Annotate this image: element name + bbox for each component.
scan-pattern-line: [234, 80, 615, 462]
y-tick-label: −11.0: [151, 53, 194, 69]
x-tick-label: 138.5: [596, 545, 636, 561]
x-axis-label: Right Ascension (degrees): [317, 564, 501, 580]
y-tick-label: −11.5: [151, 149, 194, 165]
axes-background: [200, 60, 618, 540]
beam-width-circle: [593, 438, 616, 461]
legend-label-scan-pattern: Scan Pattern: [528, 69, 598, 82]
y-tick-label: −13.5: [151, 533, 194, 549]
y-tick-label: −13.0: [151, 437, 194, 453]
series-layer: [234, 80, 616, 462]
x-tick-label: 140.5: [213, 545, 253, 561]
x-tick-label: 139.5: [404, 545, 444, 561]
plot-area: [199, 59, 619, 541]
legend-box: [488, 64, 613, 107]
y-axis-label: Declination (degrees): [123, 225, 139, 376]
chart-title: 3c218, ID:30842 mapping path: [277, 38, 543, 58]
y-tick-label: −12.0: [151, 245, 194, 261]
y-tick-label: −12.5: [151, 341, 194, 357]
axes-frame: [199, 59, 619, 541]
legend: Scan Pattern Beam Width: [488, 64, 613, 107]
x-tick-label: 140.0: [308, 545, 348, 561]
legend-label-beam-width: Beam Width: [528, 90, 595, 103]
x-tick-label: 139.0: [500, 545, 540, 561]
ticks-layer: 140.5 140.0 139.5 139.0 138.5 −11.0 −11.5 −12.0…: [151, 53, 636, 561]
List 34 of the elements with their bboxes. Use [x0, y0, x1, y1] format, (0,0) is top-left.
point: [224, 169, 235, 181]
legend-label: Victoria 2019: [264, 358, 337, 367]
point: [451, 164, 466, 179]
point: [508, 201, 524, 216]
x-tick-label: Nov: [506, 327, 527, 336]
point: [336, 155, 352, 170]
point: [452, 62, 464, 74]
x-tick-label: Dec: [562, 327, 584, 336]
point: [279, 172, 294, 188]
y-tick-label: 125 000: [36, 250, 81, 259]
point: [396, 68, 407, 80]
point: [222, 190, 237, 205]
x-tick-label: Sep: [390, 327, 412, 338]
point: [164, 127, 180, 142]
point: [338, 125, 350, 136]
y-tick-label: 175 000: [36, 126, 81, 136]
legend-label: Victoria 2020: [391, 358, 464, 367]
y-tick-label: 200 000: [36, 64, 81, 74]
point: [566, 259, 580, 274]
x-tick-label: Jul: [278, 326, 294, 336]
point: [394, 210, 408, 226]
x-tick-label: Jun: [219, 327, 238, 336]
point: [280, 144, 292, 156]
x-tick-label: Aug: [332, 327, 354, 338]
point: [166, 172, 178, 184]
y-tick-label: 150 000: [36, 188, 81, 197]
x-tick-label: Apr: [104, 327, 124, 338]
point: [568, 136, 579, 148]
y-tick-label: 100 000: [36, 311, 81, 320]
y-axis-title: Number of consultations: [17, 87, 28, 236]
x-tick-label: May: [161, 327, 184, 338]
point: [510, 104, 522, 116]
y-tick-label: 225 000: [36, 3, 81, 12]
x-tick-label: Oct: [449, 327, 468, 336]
-=-=-=-=-
### TASK GOAL
Can you turn everything from the top of the material down to the line containing "y-tick-label: −11.5: [151, 149, 194, 165]", that line included, into a numbered list with no blank lines?

### CORRECT RESPONSE
1. Annotate this image: element name + bbox for each component.
2. scan-pattern-line: [234, 80, 615, 462]
3. y-tick-label: −11.0: [151, 53, 194, 69]
4. x-tick-label: 138.5: [596, 545, 636, 561]
5. x-axis-label: Right Ascension (degrees): [317, 564, 501, 580]
6. y-tick-label: −11.5: [151, 149, 194, 165]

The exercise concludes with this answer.